Directions: Across the entries below, count the lines in which the word "color" occurs. Reply with the count alone.

Excerpted records:

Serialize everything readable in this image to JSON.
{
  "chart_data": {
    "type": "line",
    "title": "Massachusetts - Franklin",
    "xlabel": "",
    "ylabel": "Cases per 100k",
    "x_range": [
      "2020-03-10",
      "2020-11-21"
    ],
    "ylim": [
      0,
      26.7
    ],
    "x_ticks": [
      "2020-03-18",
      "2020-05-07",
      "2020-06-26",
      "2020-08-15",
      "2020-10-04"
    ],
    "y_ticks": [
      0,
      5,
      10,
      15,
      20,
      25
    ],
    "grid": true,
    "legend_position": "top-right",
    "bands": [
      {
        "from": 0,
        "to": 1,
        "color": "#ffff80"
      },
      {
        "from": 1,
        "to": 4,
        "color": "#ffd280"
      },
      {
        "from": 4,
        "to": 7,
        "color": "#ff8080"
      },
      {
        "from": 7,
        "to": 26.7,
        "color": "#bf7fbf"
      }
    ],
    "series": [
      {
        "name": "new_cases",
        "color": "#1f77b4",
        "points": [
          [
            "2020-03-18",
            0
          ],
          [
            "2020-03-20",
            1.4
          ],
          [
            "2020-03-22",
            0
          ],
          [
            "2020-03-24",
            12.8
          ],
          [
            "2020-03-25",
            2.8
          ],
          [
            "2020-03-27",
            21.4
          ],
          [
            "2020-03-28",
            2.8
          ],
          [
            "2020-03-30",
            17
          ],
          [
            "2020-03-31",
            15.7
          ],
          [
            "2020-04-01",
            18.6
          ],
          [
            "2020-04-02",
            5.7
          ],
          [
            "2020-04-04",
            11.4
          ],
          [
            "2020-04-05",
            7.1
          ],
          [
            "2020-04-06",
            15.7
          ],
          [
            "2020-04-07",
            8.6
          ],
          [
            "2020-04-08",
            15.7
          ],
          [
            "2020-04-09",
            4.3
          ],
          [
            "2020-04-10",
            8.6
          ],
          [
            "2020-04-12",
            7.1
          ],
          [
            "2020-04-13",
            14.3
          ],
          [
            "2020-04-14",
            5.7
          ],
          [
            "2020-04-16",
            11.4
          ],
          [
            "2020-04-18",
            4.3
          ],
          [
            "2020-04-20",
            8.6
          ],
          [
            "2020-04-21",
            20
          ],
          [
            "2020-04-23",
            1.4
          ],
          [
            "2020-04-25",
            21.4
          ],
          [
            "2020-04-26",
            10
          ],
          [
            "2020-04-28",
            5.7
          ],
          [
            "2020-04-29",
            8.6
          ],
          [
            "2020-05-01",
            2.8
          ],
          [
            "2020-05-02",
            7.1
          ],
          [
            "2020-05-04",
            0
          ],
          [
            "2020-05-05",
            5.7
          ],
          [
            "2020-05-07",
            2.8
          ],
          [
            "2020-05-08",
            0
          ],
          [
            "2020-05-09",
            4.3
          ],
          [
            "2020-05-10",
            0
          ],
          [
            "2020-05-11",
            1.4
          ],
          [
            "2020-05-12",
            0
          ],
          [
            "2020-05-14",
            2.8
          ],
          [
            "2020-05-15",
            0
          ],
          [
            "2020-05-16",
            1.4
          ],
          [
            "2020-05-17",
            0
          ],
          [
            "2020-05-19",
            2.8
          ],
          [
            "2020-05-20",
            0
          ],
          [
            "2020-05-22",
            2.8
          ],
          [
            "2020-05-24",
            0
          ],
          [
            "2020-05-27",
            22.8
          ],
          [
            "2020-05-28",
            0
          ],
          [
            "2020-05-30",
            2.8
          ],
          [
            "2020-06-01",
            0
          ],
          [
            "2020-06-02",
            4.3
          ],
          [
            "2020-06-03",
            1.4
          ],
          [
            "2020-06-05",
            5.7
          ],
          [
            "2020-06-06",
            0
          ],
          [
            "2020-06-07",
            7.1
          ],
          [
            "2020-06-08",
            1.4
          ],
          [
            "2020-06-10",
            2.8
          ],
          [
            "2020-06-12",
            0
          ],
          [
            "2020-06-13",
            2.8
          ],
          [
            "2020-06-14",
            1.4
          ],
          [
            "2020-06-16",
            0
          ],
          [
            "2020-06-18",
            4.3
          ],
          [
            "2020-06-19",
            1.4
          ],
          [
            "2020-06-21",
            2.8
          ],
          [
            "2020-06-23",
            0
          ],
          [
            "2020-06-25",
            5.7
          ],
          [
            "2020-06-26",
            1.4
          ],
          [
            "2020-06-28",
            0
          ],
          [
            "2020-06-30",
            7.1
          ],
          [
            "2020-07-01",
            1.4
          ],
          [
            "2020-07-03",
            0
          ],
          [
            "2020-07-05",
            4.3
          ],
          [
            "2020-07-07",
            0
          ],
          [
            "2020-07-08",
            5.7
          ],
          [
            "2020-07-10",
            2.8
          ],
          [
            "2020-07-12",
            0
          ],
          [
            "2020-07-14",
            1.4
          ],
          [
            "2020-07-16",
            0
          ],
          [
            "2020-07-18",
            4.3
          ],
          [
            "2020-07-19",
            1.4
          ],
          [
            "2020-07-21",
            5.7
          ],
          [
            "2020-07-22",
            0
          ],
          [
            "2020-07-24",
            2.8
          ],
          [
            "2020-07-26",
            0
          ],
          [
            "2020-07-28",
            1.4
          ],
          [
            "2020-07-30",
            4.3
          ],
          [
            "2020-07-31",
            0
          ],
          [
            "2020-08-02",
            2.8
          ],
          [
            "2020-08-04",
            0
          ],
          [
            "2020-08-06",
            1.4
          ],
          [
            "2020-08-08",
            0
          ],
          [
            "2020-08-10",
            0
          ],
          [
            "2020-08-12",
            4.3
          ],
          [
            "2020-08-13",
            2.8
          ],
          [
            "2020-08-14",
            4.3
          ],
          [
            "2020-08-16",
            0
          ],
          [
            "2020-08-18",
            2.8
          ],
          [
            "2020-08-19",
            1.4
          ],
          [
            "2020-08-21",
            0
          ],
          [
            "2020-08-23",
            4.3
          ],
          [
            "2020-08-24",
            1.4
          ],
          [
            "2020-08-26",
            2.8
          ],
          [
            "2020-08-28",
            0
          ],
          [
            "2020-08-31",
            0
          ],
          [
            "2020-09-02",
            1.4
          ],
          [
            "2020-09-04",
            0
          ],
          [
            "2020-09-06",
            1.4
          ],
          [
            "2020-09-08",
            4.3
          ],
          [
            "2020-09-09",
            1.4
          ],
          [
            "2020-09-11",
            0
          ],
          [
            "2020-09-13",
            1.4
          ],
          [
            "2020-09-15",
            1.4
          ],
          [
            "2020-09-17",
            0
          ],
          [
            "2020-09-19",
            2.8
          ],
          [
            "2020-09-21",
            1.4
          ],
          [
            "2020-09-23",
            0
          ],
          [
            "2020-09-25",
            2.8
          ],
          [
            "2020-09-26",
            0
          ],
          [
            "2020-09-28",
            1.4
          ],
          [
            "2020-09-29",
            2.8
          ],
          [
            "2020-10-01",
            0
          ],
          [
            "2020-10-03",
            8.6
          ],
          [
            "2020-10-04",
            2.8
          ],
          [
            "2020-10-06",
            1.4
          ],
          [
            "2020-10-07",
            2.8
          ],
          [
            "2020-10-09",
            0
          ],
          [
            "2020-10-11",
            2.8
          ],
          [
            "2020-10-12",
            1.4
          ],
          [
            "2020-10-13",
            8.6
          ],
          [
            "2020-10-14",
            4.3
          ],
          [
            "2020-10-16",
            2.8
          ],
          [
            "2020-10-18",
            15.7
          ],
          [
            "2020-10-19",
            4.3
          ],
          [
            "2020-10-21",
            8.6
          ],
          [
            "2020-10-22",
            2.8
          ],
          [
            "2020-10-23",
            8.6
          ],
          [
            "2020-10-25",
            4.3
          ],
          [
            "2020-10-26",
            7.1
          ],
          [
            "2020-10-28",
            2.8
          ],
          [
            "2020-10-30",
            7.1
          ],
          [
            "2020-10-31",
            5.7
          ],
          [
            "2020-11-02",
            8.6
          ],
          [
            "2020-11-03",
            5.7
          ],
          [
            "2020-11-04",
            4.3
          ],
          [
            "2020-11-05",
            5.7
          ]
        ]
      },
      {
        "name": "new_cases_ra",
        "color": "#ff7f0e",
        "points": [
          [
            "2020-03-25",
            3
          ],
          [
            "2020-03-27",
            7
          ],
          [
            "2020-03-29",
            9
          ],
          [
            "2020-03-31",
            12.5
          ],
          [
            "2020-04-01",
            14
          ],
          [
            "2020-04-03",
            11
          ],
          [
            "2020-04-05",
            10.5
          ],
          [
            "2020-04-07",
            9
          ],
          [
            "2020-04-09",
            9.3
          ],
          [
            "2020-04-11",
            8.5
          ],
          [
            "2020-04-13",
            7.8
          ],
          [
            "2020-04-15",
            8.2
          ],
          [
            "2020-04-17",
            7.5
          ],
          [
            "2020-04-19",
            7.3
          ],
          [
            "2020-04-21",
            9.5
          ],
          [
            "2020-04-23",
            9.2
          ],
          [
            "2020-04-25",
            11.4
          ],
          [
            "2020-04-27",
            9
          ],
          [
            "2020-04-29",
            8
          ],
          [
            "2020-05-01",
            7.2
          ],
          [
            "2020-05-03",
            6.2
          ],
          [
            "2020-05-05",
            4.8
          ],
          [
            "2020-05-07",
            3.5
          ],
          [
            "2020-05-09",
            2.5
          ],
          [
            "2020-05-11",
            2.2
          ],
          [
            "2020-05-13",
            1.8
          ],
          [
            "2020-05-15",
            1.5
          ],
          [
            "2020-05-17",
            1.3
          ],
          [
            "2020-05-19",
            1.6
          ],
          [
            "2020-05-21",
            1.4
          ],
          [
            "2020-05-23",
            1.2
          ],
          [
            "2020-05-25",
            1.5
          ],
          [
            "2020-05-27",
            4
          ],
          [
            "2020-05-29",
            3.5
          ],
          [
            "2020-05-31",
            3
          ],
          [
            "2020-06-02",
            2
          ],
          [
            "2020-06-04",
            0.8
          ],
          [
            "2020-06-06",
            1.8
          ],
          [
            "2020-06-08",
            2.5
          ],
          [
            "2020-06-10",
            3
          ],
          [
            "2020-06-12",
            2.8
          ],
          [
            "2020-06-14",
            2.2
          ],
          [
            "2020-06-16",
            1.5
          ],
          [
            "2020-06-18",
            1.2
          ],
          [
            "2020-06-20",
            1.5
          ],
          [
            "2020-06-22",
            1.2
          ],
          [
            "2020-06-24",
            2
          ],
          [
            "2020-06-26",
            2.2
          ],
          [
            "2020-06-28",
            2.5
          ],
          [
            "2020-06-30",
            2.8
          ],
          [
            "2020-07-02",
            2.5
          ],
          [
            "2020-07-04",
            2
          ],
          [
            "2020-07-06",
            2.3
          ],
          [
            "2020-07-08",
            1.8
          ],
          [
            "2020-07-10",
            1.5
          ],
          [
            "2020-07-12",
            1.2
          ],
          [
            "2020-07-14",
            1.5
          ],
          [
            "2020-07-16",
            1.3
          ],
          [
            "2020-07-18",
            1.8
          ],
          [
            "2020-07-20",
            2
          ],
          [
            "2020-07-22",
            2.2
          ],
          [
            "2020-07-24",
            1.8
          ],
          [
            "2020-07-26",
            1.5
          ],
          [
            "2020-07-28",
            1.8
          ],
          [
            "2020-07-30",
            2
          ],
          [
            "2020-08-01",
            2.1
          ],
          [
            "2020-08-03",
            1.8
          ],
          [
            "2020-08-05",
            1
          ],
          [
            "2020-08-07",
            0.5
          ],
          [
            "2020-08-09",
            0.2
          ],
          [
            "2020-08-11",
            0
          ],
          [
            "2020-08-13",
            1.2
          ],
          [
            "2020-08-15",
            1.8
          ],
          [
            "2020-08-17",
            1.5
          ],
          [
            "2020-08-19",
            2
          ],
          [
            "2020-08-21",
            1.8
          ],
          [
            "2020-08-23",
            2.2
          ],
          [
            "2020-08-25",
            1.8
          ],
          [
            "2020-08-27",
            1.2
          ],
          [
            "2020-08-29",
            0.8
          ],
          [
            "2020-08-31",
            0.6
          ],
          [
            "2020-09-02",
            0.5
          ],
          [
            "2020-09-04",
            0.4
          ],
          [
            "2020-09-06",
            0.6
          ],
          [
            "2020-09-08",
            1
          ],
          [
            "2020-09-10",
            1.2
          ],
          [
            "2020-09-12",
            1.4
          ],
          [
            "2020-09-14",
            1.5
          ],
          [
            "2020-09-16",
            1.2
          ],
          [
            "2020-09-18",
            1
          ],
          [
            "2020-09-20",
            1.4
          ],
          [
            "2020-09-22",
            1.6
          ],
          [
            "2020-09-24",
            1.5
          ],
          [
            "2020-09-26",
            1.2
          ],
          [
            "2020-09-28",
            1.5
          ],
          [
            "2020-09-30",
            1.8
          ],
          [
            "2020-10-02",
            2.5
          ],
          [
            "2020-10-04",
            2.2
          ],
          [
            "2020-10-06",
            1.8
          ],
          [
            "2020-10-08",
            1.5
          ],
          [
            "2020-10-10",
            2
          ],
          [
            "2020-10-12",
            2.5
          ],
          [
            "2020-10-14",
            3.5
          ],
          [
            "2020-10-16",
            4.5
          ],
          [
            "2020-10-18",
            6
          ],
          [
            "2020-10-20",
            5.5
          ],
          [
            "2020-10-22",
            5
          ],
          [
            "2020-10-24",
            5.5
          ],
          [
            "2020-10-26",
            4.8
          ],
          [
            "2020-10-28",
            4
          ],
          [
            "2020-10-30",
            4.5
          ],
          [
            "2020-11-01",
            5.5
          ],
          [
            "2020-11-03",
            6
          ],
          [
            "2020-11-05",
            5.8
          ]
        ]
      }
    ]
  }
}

Finished exercise: 6